THE TASK
Write out each line exactly as given. Leave the pictures out of your copy.

SOURCE RECORDS

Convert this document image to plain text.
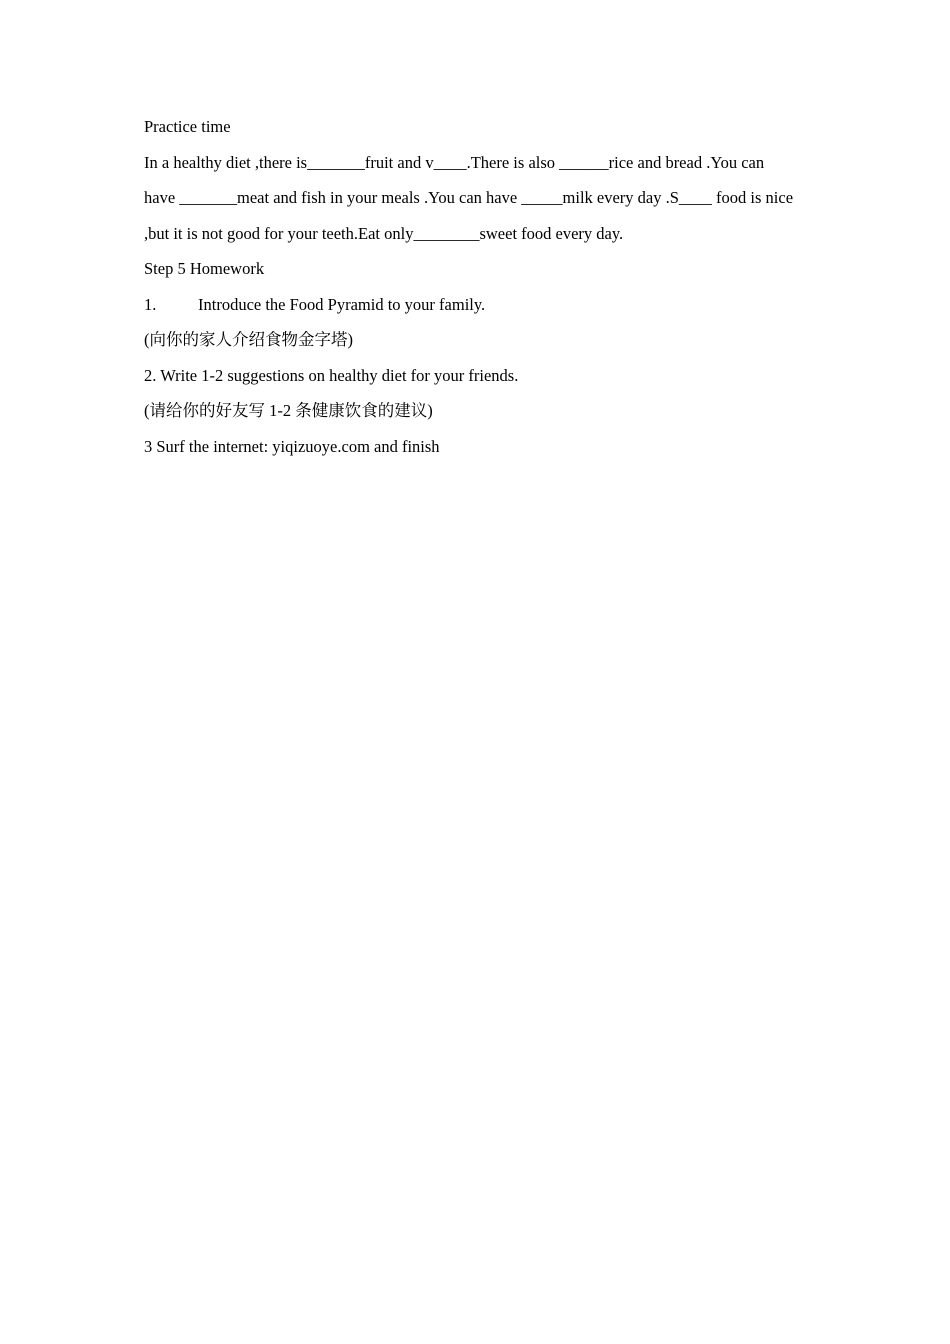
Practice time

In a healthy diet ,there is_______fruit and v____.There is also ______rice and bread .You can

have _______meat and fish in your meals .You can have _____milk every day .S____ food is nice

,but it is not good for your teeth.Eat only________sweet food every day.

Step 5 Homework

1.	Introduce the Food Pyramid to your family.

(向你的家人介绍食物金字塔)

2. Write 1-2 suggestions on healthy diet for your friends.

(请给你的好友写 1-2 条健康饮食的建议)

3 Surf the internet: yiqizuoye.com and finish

WRITTEN RESPONSE
Convert this document image to plain text.
Practice time

In a healthy diet ,there is_______fruit and v____.There is also ______rice and bread .You can

have _______meat and fish in your meals .You can have _____milk every day .S____ food is nice

,but it is not good for your teeth.Eat only________sweet food every day.

Step 5 Homework

1.	Introduce the Food Pyramid to your family.

(向你的家人介绍食物金字塔)

2. Write 1-2 suggestions on healthy diet for your friends.

(请给你的好友写 1-2 条健康饮食的建议)

3 Surf the internet: yiqizuoye.com and finish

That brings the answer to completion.